PROBLEM STATEMENT: Set the following entries down again exactly, line by line.

SUPPLIED MATERIAL:
-*-

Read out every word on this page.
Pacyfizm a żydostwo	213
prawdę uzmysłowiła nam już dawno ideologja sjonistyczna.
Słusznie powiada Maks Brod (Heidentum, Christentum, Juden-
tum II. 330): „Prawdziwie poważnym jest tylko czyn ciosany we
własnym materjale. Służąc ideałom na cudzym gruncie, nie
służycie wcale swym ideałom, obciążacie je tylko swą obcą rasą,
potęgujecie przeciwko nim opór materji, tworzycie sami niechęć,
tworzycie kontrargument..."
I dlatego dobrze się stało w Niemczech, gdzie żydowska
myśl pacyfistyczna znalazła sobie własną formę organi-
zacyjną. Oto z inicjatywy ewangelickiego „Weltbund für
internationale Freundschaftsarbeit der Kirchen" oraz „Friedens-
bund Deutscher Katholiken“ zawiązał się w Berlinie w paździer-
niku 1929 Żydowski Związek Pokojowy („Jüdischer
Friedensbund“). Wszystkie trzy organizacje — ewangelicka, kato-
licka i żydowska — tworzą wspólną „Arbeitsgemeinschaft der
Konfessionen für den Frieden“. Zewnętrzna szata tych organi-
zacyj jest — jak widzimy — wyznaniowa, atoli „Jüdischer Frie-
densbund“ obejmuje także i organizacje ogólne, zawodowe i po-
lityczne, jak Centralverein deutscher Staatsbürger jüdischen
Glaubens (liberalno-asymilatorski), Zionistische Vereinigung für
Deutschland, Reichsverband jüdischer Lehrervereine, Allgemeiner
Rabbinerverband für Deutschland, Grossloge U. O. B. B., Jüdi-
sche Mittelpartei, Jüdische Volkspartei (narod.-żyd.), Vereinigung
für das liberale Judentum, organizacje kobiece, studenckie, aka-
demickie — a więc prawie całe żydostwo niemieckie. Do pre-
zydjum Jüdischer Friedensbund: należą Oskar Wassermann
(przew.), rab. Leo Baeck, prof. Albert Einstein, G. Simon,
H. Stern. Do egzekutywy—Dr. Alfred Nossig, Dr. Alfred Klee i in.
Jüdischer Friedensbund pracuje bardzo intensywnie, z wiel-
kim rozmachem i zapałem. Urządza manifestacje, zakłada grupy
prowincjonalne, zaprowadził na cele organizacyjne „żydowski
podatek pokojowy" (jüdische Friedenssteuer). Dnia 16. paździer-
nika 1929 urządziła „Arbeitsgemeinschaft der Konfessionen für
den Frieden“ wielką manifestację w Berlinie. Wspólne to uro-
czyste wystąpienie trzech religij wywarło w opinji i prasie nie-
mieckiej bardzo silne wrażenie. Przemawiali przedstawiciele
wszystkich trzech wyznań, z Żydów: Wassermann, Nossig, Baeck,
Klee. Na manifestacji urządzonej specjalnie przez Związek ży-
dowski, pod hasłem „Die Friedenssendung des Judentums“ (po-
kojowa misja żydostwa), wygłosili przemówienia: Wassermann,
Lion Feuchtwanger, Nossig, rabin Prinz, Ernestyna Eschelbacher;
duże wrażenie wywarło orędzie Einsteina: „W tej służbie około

-*-

THE COMPLETED TASK:
Read out every word on this page.
Pacyfizm a żydostwo	213
prawdę uzmysłowiła nam już dawno ideologja sjonistyczna.
Słusznie powiada Maks Brod (Heidentum, Christentum, Juden-
tum II. 330): „Prawdziwie poważnym jest tylko czyn ciosany we
własnym materjale. Służąc ideałom na cudzym gruncie, nie
służycie wcale swym ideałom, obciążacie je tylko swą obcą rasą,
potęgujecie przeciwko nim opór materji, tworzycie sami niechęć,
tworzycie kontrargument..."
I dlatego dobrze się stało w Niemczech, gdzie żydowska
myśl pacyfistyczna znalazła sobie własną formę organi-
zacyjną. Oto z inicjatywy ewangelickiego „Weltbund für
internationale Freundschaftsarbeit der Kirchen" oraz „Friedens-
bund Deutscher Katholiken“ zawiązał się w Berlinie w paździer-
niku 1929 Żydowski Związek Pokojowy („Jüdischer
Friedensbund“). Wszystkie trzy organizacje — ewangelicka, kato-
licka i żydowska — tworzą wspólną „Arbeitsgemeinschaft der
Konfessionen für den Frieden“. Zewnętrzna szata tych organi-
zacyj jest — jak widzimy — wyznaniowa, atoli „Jüdischer Frie-
densbund“ obejmuje także i organizacje ogólne, zawodowe i po-
lityczne, jak Centralverein deutscher Staatsbürger jüdischen
Glaubens (liberalno-asymilatorski), Zionistische Vereinigung für
Deutschland, Reichsverband jüdischer Lehrervereine, Allgemeiner
Rabbinerverband für Deutschland, Grossloge U. O. B. B., Jüdi-
sche Mittelpartei, Jüdische Volkspartei (narod.-żyd.), Vereinigung
für das liberale Judentum, organizacje kobiece, studenckie, aka-
demickie — a więc prawie całe żydostwo niemieckie. Do pre-
zydjum Jüdischer Friedensbund: należą Oskar Wassermann
(przew.), rab. Leo Baeck, prof. Albert Einstein, G. Simon,
H. Stern. Do egzekutywy—Dr. Alfred Nossig, Dr. Alfred Klee i in.
Jüdischer Friedensbund pracuje bardzo intensywnie, z wiel-
kim rozmachem i zapałem. Urządza manifestacje, zakłada grupy
prowincjonalne, zaprowadził na cele organizacyjne „żydowski
podatek pokojowy" (jüdische Friedenssteuer). Dnia 16. paździer-
nika 1929 urządziła „Arbeitsgemeinschaft der Konfessionen für
den Frieden“ wielką manifestację w Berlinie. Wspólne to uro-
czyste wystąpienie trzech religij wywarło w opinji i prasie nie-
mieckiej bardzo silne wrażenie. Przemawiali przedstawiciele
wszystkich trzech wyznań, z Żydów: Wassermann, Nossig, Baeck,
Klee. Na manifestacji urządzonej specjalnie przez Związek ży-
dowski, pod hasłem „Die Friedenssendung des Judentums“ (po-
kojowa misja żydostwa), wygłosili przemówienia: Wassermann,
Lion Feuchtwanger, Nossig, rabin Prinz, Ernestyna Eschelbacher;
duże wrażenie wywarło orędzie Einsteina: „W tej służbie około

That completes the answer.